==== EXTRACTED RECORDS ====

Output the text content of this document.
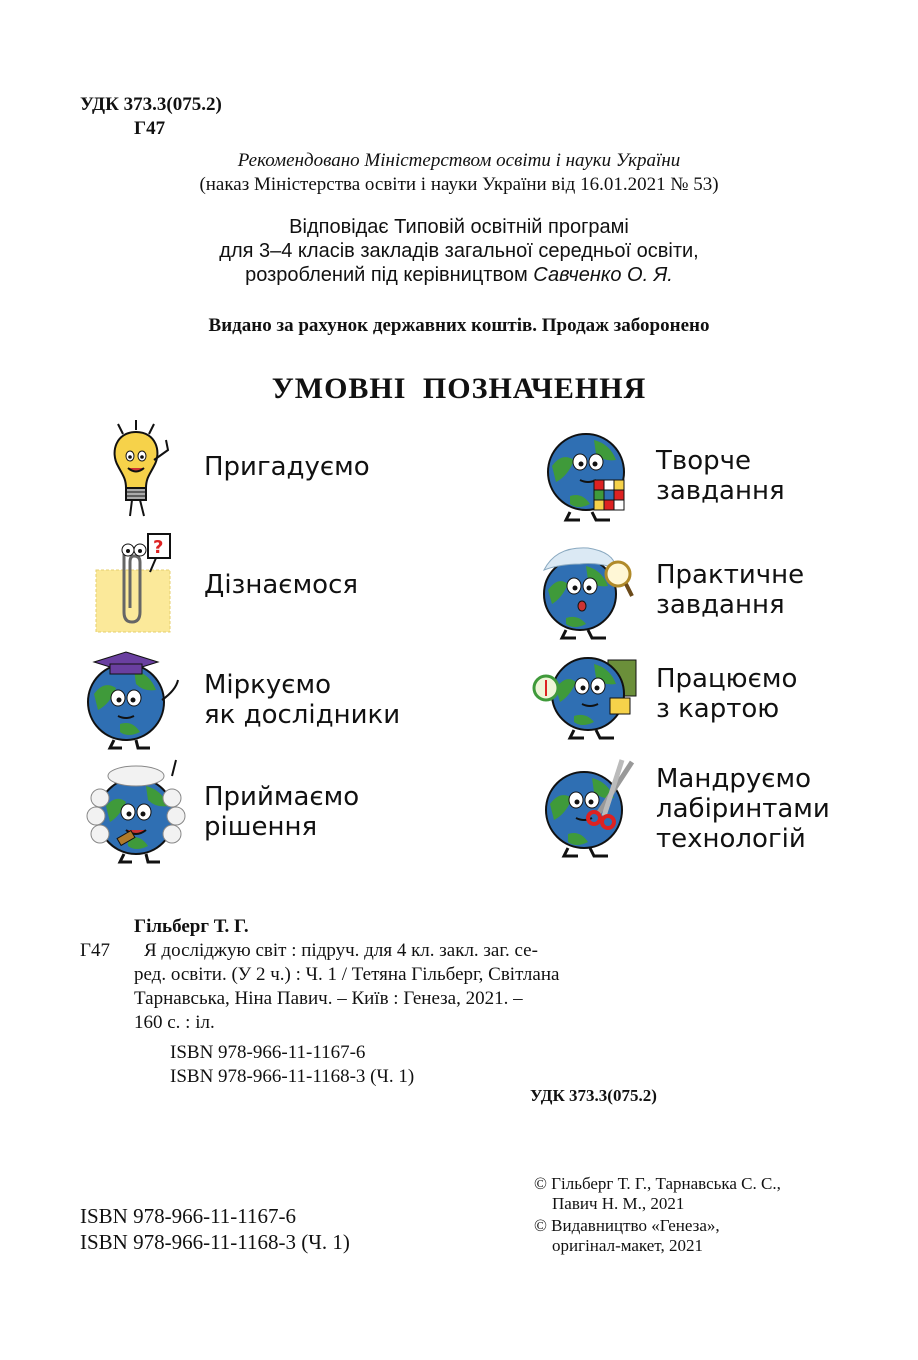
УДК 373.3(075.2)
Г47
Рекомендовано Міністерством освіти і науки України
(наказ Міністерства освіти і науки України від 16.01.2021 № 53)
Відповідає Типовій освітній програмі
для 3–4 класів закладів загальної середньої освіти,
розроблений під керівництвом Савченко О. Я.
Видано за рахунок державних коштів. Продаж заборонено
УМОВНІ ПОЗНАЧЕННЯ
Пригадуємо
?
Дізнаємося
Міркуємо
як дослідники
Приймаємо
рішення
Творче
завдання
Практичне
завдання
Працюємо
з картою
Мандруємо
лабіринтами
технологій
Гільберг Т. Г.
Г47 Я досліджую світ : підруч. для 4 кл. закл. заг. се-
ред. освіти. (У 2 ч.) : Ч. 1 / Тетяна Гільберг, Світлана
Тарнавська, Ніна Павич. – Київ : Генеза, 2021. –
160 с. : іл.
ISBN 978-966-11-1167-6
ISBN 978-966-11-1168-3 (Ч. 1)
УДК 373.3(075.2)
ISBN 978-966-11-1167-6
ISBN 978-966-11-1168-3 (Ч. 1)
© Гільберг Т. Г., Тарнавська С. С.,
Павич Н. М., 2021
© Видавництво «Генеза»,
оригінал-макет, 2021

====

[EXERCISE TASK]: Pictures are to be left out; all else in the entries above is to be quoted exactly.

[FINAL RESULT]:
Output the text content of this document.
УДК 373.3(075.2)
Г47
Рекомендовано Міністерством освіти і науки України
(наказ Міністерства освіти і науки України від 16.01.2021 № 53)
Відповідає Типовій освітній програмі
для 3–4 класів закладів загальної середньої освіти,
розроблений під керівництвом Савченко О. Я.
Видано за рахунок державних коштів. Продаж заборонено
УМОВНІ ПОЗНАЧЕННЯ
Пригадуємо
?
Дізнаємося
Міркуємо
як дослідники
Приймаємо
рішення
Творче
завдання
Практичне
завдання
Працюємо
з картою
Мандруємо
лабіринтами
технологій
Гільберг Т. Г.
Г47 Я досліджую світ : підруч. для 4 кл. закл. заг. се-
ред. освіти. (У 2 ч.) : Ч. 1 / Тетяна Гільберг, Світлана
Тарнавська, Ніна Павич. – Київ : Генеза, 2021. –
160 с. : іл.
ISBN 978-966-11-1167-6
ISBN 978-966-11-1168-3 (Ч. 1)
УДК 373.3(075.2)
ISBN 978-966-11-1167-6
ISBN 978-966-11-1168-3 (Ч. 1)
© Гільберг Т. Г., Тарнавська С. С.,
Павич Н. М., 2021
© Видавництво «Генеза»,
оригінал-макет, 2021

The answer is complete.